**Problem to work on**
Transcribe the material exactly. Images do not belong in the copy.

**Given records**
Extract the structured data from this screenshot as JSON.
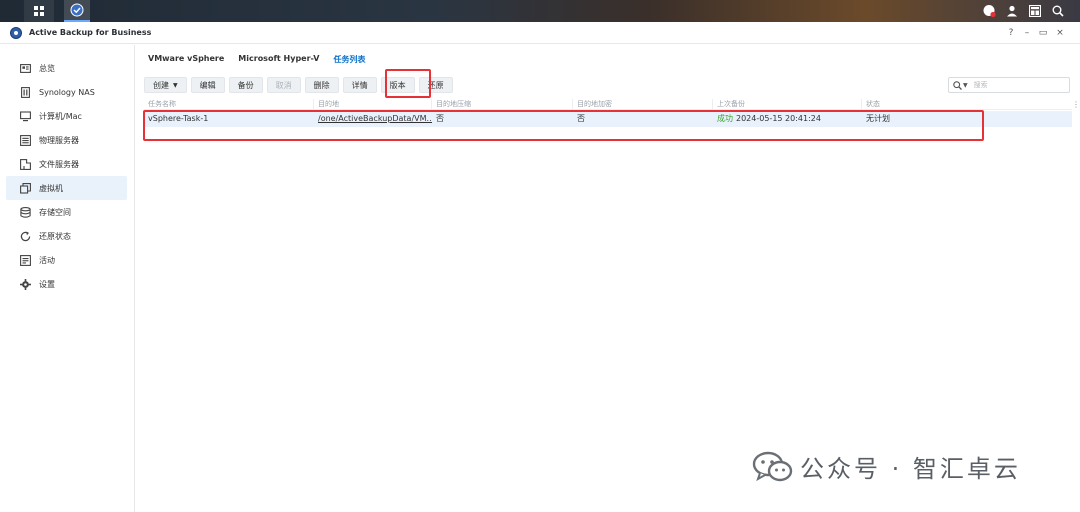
{
  "window": {
    "title": "Active Backup for Business",
    "help": "?",
    "minimize": "–",
    "restore": "▭",
    "close": "×"
  },
  "sidebar": {
    "items": [
      {
        "label": "总览",
        "icon": "overview-icon"
      },
      {
        "label": "Synology NAS",
        "icon": "nas-icon"
      },
      {
        "label": "计算机/Mac",
        "icon": "computer-icon"
      },
      {
        "label": "物理服务器",
        "icon": "server-icon"
      },
      {
        "label": "文件服务器",
        "icon": "file-server-icon"
      },
      {
        "label": "虚拟机",
        "icon": "vm-icon",
        "active": true
      },
      {
        "label": "存储空间",
        "icon": "storage-icon"
      },
      {
        "label": "还原状态",
        "icon": "restore-status-icon"
      },
      {
        "label": "活动",
        "icon": "activity-icon"
      },
      {
        "label": "设置",
        "icon": "gear-icon"
      }
    ]
  },
  "tabs": [
    {
      "label": "VMware vSphere"
    },
    {
      "label": "Microsoft Hyper-V"
    },
    {
      "label": "任务列表",
      "active": true
    }
  ],
  "toolbar": {
    "create": "创建",
    "edit": "编辑",
    "backup": "备份",
    "cancel": "取消",
    "delete": "删除",
    "details": "详情",
    "version": "版本",
    "restore": "还原"
  },
  "search": {
    "placeholder": "搜索"
  },
  "table": {
    "headers": [
      "任务名称",
      "目的地",
      "目的地压缩",
      "目的地加密",
      "上次备份",
      "状态"
    ],
    "rows": [
      {
        "name": "vSphere-Task-1",
        "destination": "/one/ActiveBackupData/VM...",
        "compression": "否",
        "encryption": "否",
        "last_status": "成功",
        "last_time": "2024-05-15 20:41:24",
        "status": "无计划"
      }
    ]
  },
  "watermark": "公众号 · 智汇卓云",
  "colors": {
    "accent": "#0a71c8",
    "success": "#3ca32f",
    "highlight": "#e43236",
    "selected_row": "#e8f1fc"
  }
}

**The reply**
Extract the structured data from this screenshot as JSON.
{
  "window": {
    "title": "Active Backup for Business",
    "help": "?",
    "minimize": "–",
    "restore": "▭",
    "close": "×"
  },
  "sidebar": {
    "items": [
      {
        "label": "总览",
        "icon": "overview-icon"
      },
      {
        "label": "Synology NAS",
        "icon": "nas-icon"
      },
      {
        "label": "计算机/Mac",
        "icon": "computer-icon"
      },
      {
        "label": "物理服务器",
        "icon": "server-icon"
      },
      {
        "label": "文件服务器",
        "icon": "file-server-icon"
      },
      {
        "label": "虚拟机",
        "icon": "vm-icon",
        "active": true
      },
      {
        "label": "存储空间",
        "icon": "storage-icon"
      },
      {
        "label": "还原状态",
        "icon": "restore-status-icon"
      },
      {
        "label": "活动",
        "icon": "activity-icon"
      },
      {
        "label": "设置",
        "icon": "gear-icon"
      }
    ]
  },
  "tabs": [
    {
      "label": "VMware vSphere"
    },
    {
      "label": "Microsoft Hyper-V"
    },
    {
      "label": "任务列表",
      "active": true
    }
  ],
  "toolbar": {
    "create": "创建",
    "edit": "编辑",
    "backup": "备份",
    "cancel": "取消",
    "delete": "删除",
    "details": "详情",
    "version": "版本",
    "restore": "还原"
  },
  "search": {
    "placeholder": "搜索"
  },
  "table": {
    "headers": [
      "任务名称",
      "目的地",
      "目的地压缩",
      "目的地加密",
      "上次备份",
      "状态"
    ],
    "rows": [
      {
        "name": "vSphere-Task-1",
        "destination": "/one/ActiveBackupData/VM...",
        "compression": "否",
        "encryption": "否",
        "last_status": "成功",
        "last_time": "2024-05-15 20:41:24",
        "status": "无计划"
      }
    ]
  },
  "watermark": "公众号 · 智汇卓云",
  "colors": {
    "accent": "#0a71c8",
    "success": "#3ca32f",
    "highlight": "#e43236",
    "selected_row": "#e8f1fc"
  }
}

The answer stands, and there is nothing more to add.